(Required task):
Copy the entries below, changing each "Submitted" to "Approved" and leaving everything else untouched.

(Record set):
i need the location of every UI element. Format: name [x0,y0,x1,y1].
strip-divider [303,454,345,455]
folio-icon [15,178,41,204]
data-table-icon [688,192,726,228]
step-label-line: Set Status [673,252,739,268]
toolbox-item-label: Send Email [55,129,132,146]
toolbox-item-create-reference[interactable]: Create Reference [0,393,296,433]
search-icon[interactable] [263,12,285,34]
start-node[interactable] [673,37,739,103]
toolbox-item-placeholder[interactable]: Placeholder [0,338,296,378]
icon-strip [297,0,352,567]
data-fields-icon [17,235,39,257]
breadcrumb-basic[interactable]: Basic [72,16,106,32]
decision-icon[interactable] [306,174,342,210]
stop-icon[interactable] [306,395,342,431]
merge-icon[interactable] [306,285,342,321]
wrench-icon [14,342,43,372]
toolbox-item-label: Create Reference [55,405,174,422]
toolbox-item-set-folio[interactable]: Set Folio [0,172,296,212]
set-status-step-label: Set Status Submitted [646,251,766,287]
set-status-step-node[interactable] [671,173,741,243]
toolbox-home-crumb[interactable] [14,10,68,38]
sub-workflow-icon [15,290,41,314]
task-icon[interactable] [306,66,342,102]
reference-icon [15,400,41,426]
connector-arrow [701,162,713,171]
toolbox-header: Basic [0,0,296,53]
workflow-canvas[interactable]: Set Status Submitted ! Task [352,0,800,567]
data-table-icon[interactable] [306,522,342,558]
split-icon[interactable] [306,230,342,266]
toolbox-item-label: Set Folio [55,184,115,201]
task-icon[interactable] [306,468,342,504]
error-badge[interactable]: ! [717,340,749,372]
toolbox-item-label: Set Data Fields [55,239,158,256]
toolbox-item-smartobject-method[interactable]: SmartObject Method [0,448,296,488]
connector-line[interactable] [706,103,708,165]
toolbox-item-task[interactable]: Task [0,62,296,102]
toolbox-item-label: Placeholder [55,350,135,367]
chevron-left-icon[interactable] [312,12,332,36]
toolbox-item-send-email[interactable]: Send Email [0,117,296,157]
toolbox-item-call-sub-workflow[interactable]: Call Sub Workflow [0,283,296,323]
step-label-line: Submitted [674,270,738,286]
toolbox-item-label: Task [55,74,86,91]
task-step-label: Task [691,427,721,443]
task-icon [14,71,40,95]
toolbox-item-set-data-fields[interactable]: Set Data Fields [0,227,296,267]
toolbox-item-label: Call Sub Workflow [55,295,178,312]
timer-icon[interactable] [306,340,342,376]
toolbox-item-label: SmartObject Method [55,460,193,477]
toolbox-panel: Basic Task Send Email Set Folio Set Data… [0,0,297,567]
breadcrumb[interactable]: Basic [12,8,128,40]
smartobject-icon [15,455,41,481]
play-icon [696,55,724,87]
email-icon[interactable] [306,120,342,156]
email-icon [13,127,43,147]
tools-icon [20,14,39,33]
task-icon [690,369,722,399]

(Solution to the problem):
i need the location of every UI element. Format: name [x0,y0,x1,y1].
strip-divider [303,454,345,455]
folio-icon [15,178,41,204]
data-table-icon [688,192,726,228]
step-label-line: Set Status [673,252,739,268]
toolbox-item-label: Send Email [55,129,132,146]
toolbox-item-create-reference[interactable]: Create Reference [0,393,296,433]
search-icon[interactable] [263,12,285,34]
start-node[interactable] [673,37,739,103]
toolbox-item-placeholder[interactable]: Placeholder [0,338,296,378]
icon-strip [297,0,352,567]
data-fields-icon [17,235,39,257]
breadcrumb-basic[interactable]: Basic [72,16,106,32]
decision-icon[interactable] [306,174,342,210]
stop-icon[interactable] [306,395,342,431]
merge-icon[interactable] [306,285,342,321]
wrench-icon [14,342,43,372]
toolbox-item-label: Create Reference [55,405,174,422]
toolbox-item-set-folio[interactable]: Set Folio [0,172,296,212]
set-status-step-label: Set Status Approved [646,251,766,287]
set-status-step-node[interactable] [671,173,741,243]
toolbox-home-crumb[interactable] [14,10,68,38]
sub-workflow-icon [15,290,41,314]
task-icon[interactable] [306,66,342,102]
reference-icon [15,400,41,426]
connector-arrow [701,162,713,171]
toolbox-header: Basic [0,0,296,53]
workflow-canvas[interactable]: Set Status Approved ! Task [352,0,800,567]
data-table-icon[interactable] [306,522,342,558]
split-icon[interactable] [306,230,342,266]
toolbox-item-label: Set Folio [55,184,115,201]
task-icon[interactable] [306,468,342,504]
error-badge[interactable]: ! [717,340,749,372]
toolbox-item-label: Set Data Fields [55,239,158,256]
toolbox-item-smartobject-method[interactable]: SmartObject Method [0,448,296,488]
connector-line[interactable] [706,103,708,165]
toolbox-item-task[interactable]: Task [0,62,296,102]
toolbox-item-label: Placeholder [55,350,135,367]
chevron-left-icon[interactable] [312,12,332,36]
toolbox-item-send-email[interactable]: Send Email [0,117,296,157]
toolbox-item-call-sub-workflow[interactable]: Call Sub Workflow [0,283,296,323]
step-label-line: Approved [674,270,738,286]
toolbox-item-label: Task [55,74,86,91]
task-step-label: Task [691,427,721,443]
task-icon [14,71,40,95]
toolbox-item-set-data-fields[interactable]: Set Data Fields [0,227,296,267]
toolbox-item-label: Call Sub Workflow [55,295,178,312]
timer-icon[interactable] [306,340,342,376]
toolbox-item-label: SmartObject Method [55,460,193,477]
toolbox-panel: Basic Task Send Email Set Folio Set Data… [0,0,297,567]
breadcrumb[interactable]: Basic [12,8,128,40]
smartobject-icon [15,455,41,481]
play-icon [696,55,724,87]
email-icon[interactable] [306,120,342,156]
email-icon [13,127,43,147]
tools-icon [20,14,39,33]
task-icon [690,369,722,399]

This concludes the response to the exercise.